**What is needed:** Your task is to repeat all of the data exactly while excluding the pictures.
[START Recorded information]
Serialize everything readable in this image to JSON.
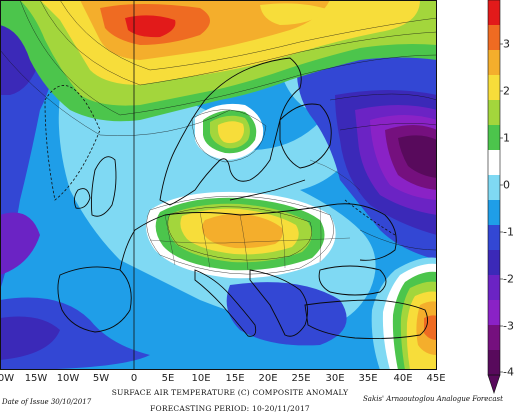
{
  "map": {
    "title": "SURFACE AIR TEMPERATURE (C) COMPOSITE ANOMALY",
    "period": "FORECASTING PERIOD: 10-20/11/2017",
    "issue_date": "Date of Issue 30/10/2017",
    "credit": "Sakis' Arnaoutoglou Analogue Forecast",
    "lon_labels": [
      "0W",
      "15W",
      "10W",
      "5W",
      "0",
      "5E",
      "10E",
      "15E",
      "20E",
      "25E",
      "30E",
      "35E",
      "40E",
      "45E"
    ]
  },
  "colorbar": {
    "labels": [
      "3",
      "2",
      "1",
      "0",
      "-1",
      "-2",
      "-3",
      "-4"
    ],
    "colors": {
      "plus_4": "#e21a1a",
      "plus_3": "#ef6b22",
      "plus_2": "#f4ae2c",
      "plus_1_5": "#f7dd3a",
      "plus_1": "#a3d63c",
      "plus_0_5": "#4cc54c",
      "zero": "#ffffff",
      "minus_0_5": "#7fd9f3",
      "minus_1": "#1f9ee8",
      "minus_1_5": "#3347d4",
      "minus_2": "#3b29b8",
      "minus_2_5": "#6b23c4",
      "minus_3": "#8a22c6",
      "minus_3_5": "#75107e",
      "minus_4": "#580a5c"
    }
  }
}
[END Recorded information]
**Answer below:**
Serialize everything readable in this image to JSON.
{
  "map": {
    "title": "SURFACE AIR TEMPERATURE (C) COMPOSITE ANOMALY",
    "period": "FORECASTING PERIOD: 10-20/11/2017",
    "issue_date": "Date of Issue 30/10/2017",
    "credit": "Sakis' Arnaoutoglou Analogue Forecast",
    "lon_labels": [
      "0W",
      "15W",
      "10W",
      "5W",
      "0",
      "5E",
      "10E",
      "15E",
      "20E",
      "25E",
      "30E",
      "35E",
      "40E",
      "45E"
    ]
  },
  "colorbar": {
    "labels": [
      "3",
      "2",
      "1",
      "0",
      "-1",
      "-2",
      "-3",
      "-4"
    ],
    "colors": {
      "plus_4": "#e21a1a",
      "plus_3": "#ef6b22",
      "plus_2": "#f4ae2c",
      "plus_1_5": "#f7dd3a",
      "plus_1": "#a3d63c",
      "plus_0_5": "#4cc54c",
      "zero": "#ffffff",
      "minus_0_5": "#7fd9f3",
      "minus_1": "#1f9ee8",
      "minus_1_5": "#3347d4",
      "minus_2": "#3b29b8",
      "minus_2_5": "#6b23c4",
      "minus_3": "#8a22c6",
      "minus_3_5": "#75107e",
      "minus_4": "#580a5c"
    }
  }
}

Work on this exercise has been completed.